**WHAT THIS TASK INVOLVES**: Wherever the word "加州承载比" appears in the entries, copy the whole line.
%%
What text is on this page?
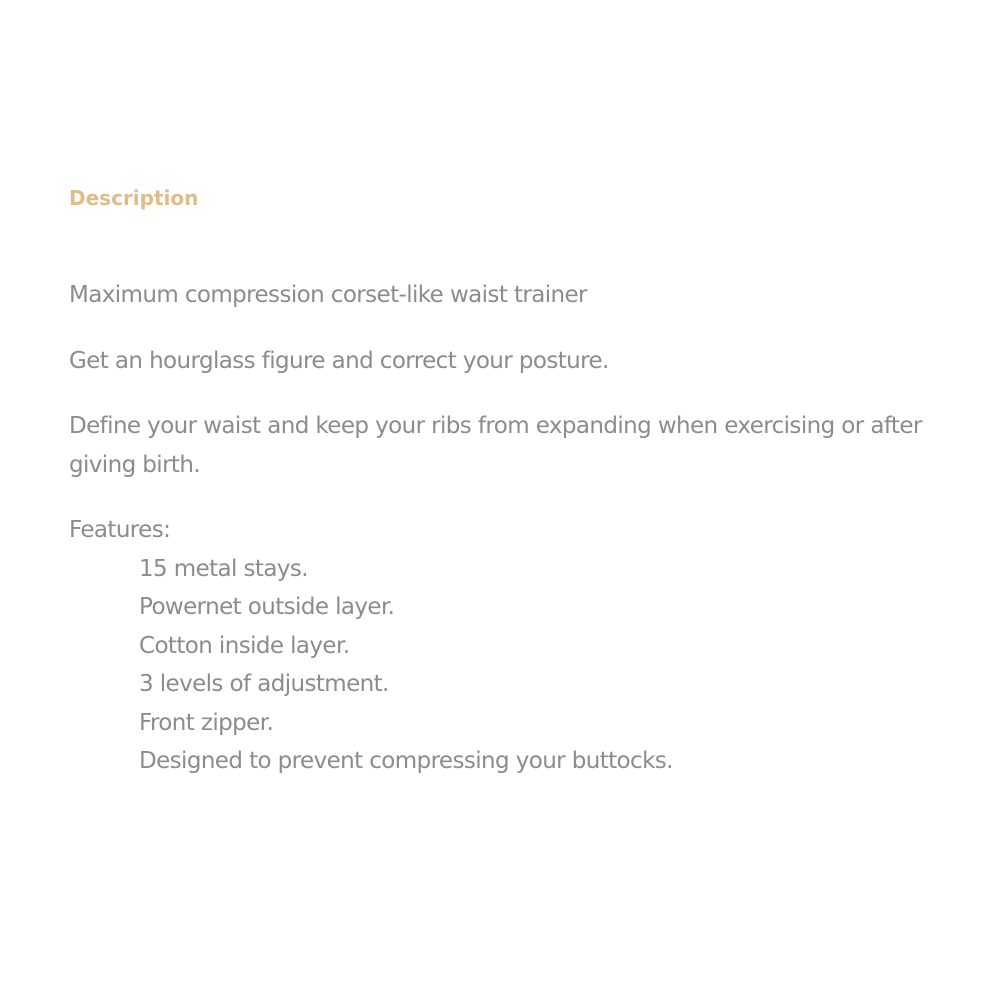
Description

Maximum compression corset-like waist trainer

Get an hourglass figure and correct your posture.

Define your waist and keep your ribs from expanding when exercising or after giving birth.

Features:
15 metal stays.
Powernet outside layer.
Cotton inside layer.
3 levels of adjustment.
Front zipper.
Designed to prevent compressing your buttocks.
%%
%%
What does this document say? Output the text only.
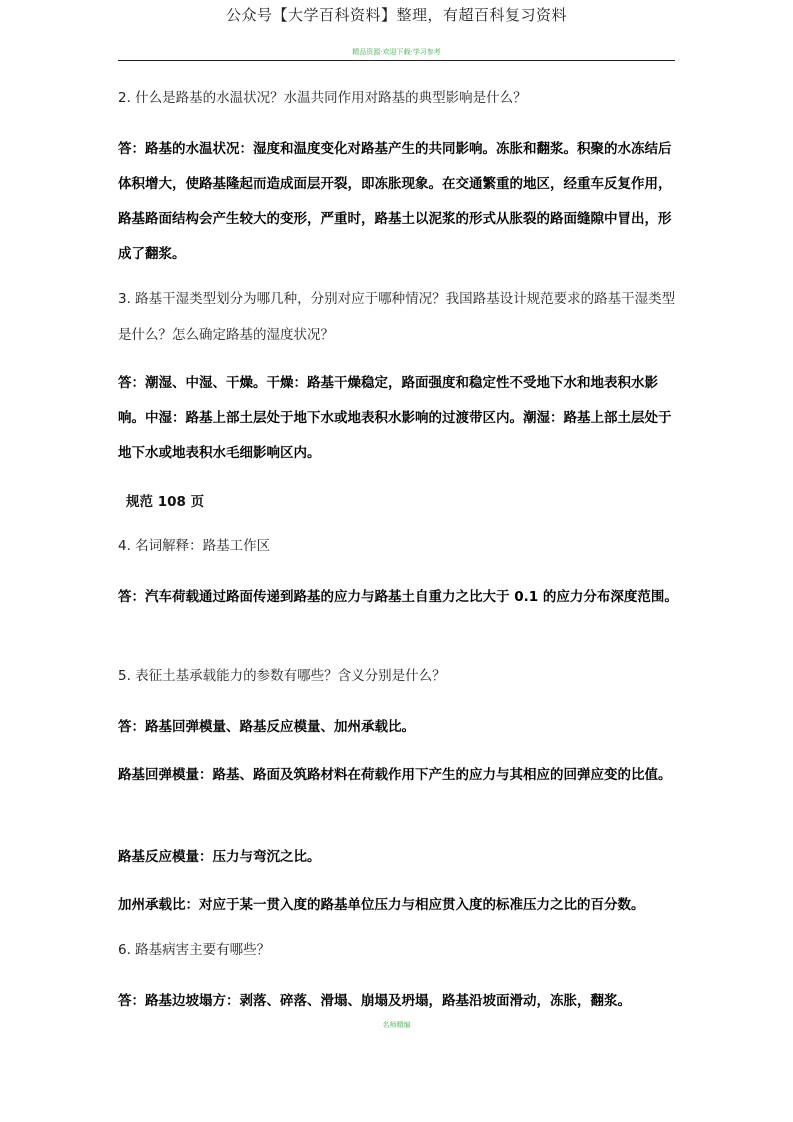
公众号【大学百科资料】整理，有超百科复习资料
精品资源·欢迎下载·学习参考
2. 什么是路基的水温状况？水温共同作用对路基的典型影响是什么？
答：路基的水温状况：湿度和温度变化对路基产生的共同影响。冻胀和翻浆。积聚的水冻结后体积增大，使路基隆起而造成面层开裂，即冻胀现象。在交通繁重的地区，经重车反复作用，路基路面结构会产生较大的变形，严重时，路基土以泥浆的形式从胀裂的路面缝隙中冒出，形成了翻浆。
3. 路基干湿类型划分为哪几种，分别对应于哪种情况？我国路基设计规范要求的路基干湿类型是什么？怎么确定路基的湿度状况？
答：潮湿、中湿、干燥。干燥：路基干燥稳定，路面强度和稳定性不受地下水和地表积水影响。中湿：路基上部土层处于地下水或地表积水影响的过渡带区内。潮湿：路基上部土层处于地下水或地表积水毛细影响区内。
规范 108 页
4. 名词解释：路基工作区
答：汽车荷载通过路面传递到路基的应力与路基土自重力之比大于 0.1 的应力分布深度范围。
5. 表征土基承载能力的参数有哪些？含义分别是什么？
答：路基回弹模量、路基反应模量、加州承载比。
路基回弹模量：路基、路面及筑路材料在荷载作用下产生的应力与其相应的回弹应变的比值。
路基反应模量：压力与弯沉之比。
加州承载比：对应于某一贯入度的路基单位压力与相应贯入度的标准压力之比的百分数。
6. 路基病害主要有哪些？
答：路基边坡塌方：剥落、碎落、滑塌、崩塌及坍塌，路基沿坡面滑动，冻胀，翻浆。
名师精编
%%
**TASK OUTPUT**:
答：路基回弹模量、路基反应模量、加州承载比。
加州承载比：对应于某一贯入度的路基单位压力与相应贯入度的标准压力之比的百分数。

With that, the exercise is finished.